**Requirements:** Please give the listing again in its entirety, exactly as written.
# start of Recorded information
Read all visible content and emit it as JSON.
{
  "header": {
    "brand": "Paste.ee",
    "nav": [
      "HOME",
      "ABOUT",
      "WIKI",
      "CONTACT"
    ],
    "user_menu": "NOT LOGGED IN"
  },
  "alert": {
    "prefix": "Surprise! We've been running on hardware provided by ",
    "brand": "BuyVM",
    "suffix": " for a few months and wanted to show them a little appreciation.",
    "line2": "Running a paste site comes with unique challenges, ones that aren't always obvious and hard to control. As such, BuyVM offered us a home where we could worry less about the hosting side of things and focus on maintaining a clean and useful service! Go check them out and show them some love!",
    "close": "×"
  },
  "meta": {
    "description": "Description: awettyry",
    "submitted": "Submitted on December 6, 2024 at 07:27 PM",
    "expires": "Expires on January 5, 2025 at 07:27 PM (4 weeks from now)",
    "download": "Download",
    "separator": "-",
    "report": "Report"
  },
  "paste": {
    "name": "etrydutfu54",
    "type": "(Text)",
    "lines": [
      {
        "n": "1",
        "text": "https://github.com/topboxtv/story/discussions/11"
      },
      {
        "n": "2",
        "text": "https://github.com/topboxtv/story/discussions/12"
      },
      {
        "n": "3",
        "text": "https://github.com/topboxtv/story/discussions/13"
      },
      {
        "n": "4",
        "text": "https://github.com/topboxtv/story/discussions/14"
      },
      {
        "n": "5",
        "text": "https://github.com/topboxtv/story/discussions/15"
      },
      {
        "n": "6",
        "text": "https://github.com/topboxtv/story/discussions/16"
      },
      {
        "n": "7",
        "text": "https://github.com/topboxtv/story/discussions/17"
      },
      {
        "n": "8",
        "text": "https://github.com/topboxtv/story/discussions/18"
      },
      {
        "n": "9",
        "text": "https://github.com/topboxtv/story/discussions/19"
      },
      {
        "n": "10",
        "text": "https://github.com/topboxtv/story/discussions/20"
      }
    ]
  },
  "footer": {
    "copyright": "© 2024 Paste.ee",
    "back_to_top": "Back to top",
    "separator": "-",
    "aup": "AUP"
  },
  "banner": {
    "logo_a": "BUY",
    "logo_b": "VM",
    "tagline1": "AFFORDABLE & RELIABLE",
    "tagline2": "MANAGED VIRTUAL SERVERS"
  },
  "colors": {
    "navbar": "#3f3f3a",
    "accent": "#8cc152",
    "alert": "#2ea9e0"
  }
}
# end of Recorded information
**Completed exercise:**
Read all visible content and emit it as JSON.
{
  "header": {
    "brand": "Paste.ee",
    "nav": [
      "HOME",
      "ABOUT",
      "WIKI",
      "CONTACT"
    ],
    "user_menu": "NOT LOGGED IN"
  },
  "alert": {
    "prefix": "Surprise! We've been running on hardware provided by ",
    "brand": "BuyVM",
    "suffix": " for a few months and wanted to show them a little appreciation.",
    "line2": "Running a paste site comes with unique challenges, ones that aren't always obvious and hard to control. As such, BuyVM offered us a home where we could worry less about the hosting side of things and focus on maintaining a clean and useful service! Go check them out and show them some love!",
    "close": "×"
  },
  "meta": {
    "description": "Description: awettyry",
    "submitted": "Submitted on December 6, 2024 at 07:27 PM",
    "expires": "Expires on January 5, 2025 at 07:27 PM (4 weeks from now)",
    "download": "Download",
    "separator": "-",
    "report": "Report"
  },
  "paste": {
    "name": "etrydutfu54",
    "type": "(Text)",
    "lines": [
      {
        "n": "1",
        "text": "https://github.com/topboxtv/story/discussions/11"
      },
      {
        "n": "2",
        "text": "https://github.com/topboxtv/story/discussions/12"
      },
      {
        "n": "3",
        "text": "https://github.com/topboxtv/story/discussions/13"
      },
      {
        "n": "4",
        "text": "https://github.com/topboxtv/story/discussions/14"
      },
      {
        "n": "5",
        "text": "https://github.com/topboxtv/story/discussions/15"
      },
      {
        "n": "6",
        "text": "https://github.com/topboxtv/story/discussions/16"
      },
      {
        "n": "7",
        "text": "https://github.com/topboxtv/story/discussions/17"
      },
      {
        "n": "8",
        "text": "https://github.com/topboxtv/story/discussions/18"
      },
      {
        "n": "9",
        "text": "https://github.com/topboxtv/story/discussions/19"
      },
      {
        "n": "10",
        "text": "https://github.com/topboxtv/story/discussions/20"
      }
    ]
  },
  "footer": {
    "copyright": "© 2024 Paste.ee",
    "back_to_top": "Back to top",
    "separator": "-",
    "aup": "AUP"
  },
  "banner": {
    "logo_a": "BUY",
    "logo_b": "VM",
    "tagline1": "AFFORDABLE & RELIABLE",
    "tagline2": "MANAGED VIRTUAL SERVERS"
  },
  "colors": {
    "navbar": "#3f3f3a",
    "accent": "#8cc152",
    "alert": "#2ea9e0"
  }
}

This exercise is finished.